--- DIRECTION ---
Copy out the listing that follows, exactly, without its pictures.

--- AVAILABLE DATA ---
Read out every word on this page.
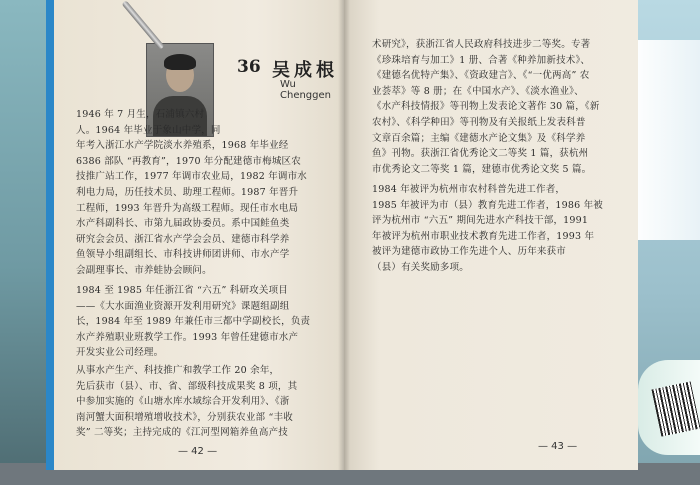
36 吴成根
Wu Chenggen
1946 年 7 月生，石浦镇六村
人。1964 年毕业于象山中学，同
年考入浙江水产学院淡水养殖系，1968 年毕业经
6386 部队 “再教育”，1970 年分配建德市梅城区农
技推广站工作，1977 年调市农业局，1982 年调市水
利电力局，历任技术员、助理工程师。1987 年晋升
工程师，1993 年晋升为高级工程师。现任市水电局
水产科副科长、市第九届政协委员。系中国鲑鱼类
研究会会员、浙江省水产学会会员、建德市科学养
鱼领导小组副组长、市科技讲师团讲师、市水产学
会副理事长、市养蛙协会顾问。
1984 至 1985 年任浙江省 “六五” 科研攻关项目
——《大水面渔业资源开发利用研究》课题组副组
长，1984 年至 1989 年兼任市三都中学副校长，负责
水产养殖职业班教学工作。1993 年曾任建德市水产
开发实业公司经理。
从事水产生产、科技推广和教学工作 20 余年，
先后获市（县）、市、省、部级科技成果奖 8 项，其
中参加实施的《山塘水库水域综合开发利用》、《浙
南河蟹大面积增殖增收技术》，分别获农业部 “丰收
奖” 二等奖；主持完成的《江河型网箱养鱼高产技
— 42 —
术研究》，获浙江省人民政府科技进步二等奖。专著
《珍珠培育与加工》1 册、合著《种养加新技术》、
《建德名优特产集》、《资政建言》、《“一优两高” 农
业荟萃》等 8 册；在《中国水产》、《淡水渔业》、
《水产科技情报》等刊物上发表论文著作 30 篇，《新
农村》、《科学种田》等刊物及有关报纸上发表科普
文章百余篇；主编《建德水产论文集》及《科学养
鱼》刊物。获浙江省优秀论文二等奖 1 篇，获杭州
市优秀论文二等奖 1 篇，建德市优秀论文奖 5 篇。
1984 年被评为杭州市农村科普先进工作者，
1985 年被评为市（县）教育先进工作者，1986 年被
评为杭州市 “六五” 期间先进水产科技干部，1991
年被评为杭州市职业技术教育先进工作者，1993 年
被评为建德市政协工作先进个人、历年来获市
（县）有关奖励多项。
— 43 —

--- THE REPLY ---
Read out every word on this page.
36 吴成根
Wu Chenggen
1946 年 7 月生，石浦镇六村
人。1964 年毕业于象山中学，同
年考入浙江水产学院淡水养殖系，1968 年毕业经
6386 部队 “再教育”，1970 年分配建德市梅城区农
技推广站工作，1977 年调市农业局，1982 年调市水
利电力局，历任技术员、助理工程师。1987 年晋升
工程师，1993 年晋升为高级工程师。现任市水电局
水产科副科长、市第九届政协委员。系中国鲑鱼类
研究会会员、浙江省水产学会会员、建德市科学养
鱼领导小组副组长、市科技讲师团讲师、市水产学
会副理事长、市养蛙协会顾问。
1984 至 1985 年任浙江省 “六五” 科研攻关项目
——《大水面渔业资源开发利用研究》课题组副组
长，1984 年至 1989 年兼任市三都中学副校长，负责
水产养殖职业班教学工作。1993 年曾任建德市水产
开发实业公司经理。
从事水产生产、科技推广和教学工作 20 余年，
先后获市（县）、市、省、部级科技成果奖 8 项，其
中参加实施的《山塘水库水域综合开发利用》、《浙
南河蟹大面积增殖增收技术》，分别获农业部 “丰收
奖” 二等奖；主持完成的《江河型网箱养鱼高产技
— 42 —
术研究》，获浙江省人民政府科技进步二等奖。专著
《珍珠培育与加工》1 册、合著《种养加新技术》、
《建德名优特产集》、《资政建言》、《“一优两高” 农
业荟萃》等 8 册；在《中国水产》、《淡水渔业》、
《水产科技情报》等刊物上发表论文著作 30 篇，《新
农村》、《科学种田》等刊物及有关报纸上发表科普
文章百余篇；主编《建德水产论文集》及《科学养
鱼》刊物。获浙江省优秀论文二等奖 1 篇，获杭州
市优秀论文二等奖 1 篇，建德市优秀论文奖 5 篇。
1984 年被评为杭州市农村科普先进工作者，
1985 年被评为市（县）教育先进工作者，1986 年被
评为杭州市 “六五” 期间先进水产科技干部，1991
年被评为杭州市职业技术教育先进工作者，1993 年
被评为建德市政协工作先进个人、历年来获市
（县）有关奖励多项。
— 43 —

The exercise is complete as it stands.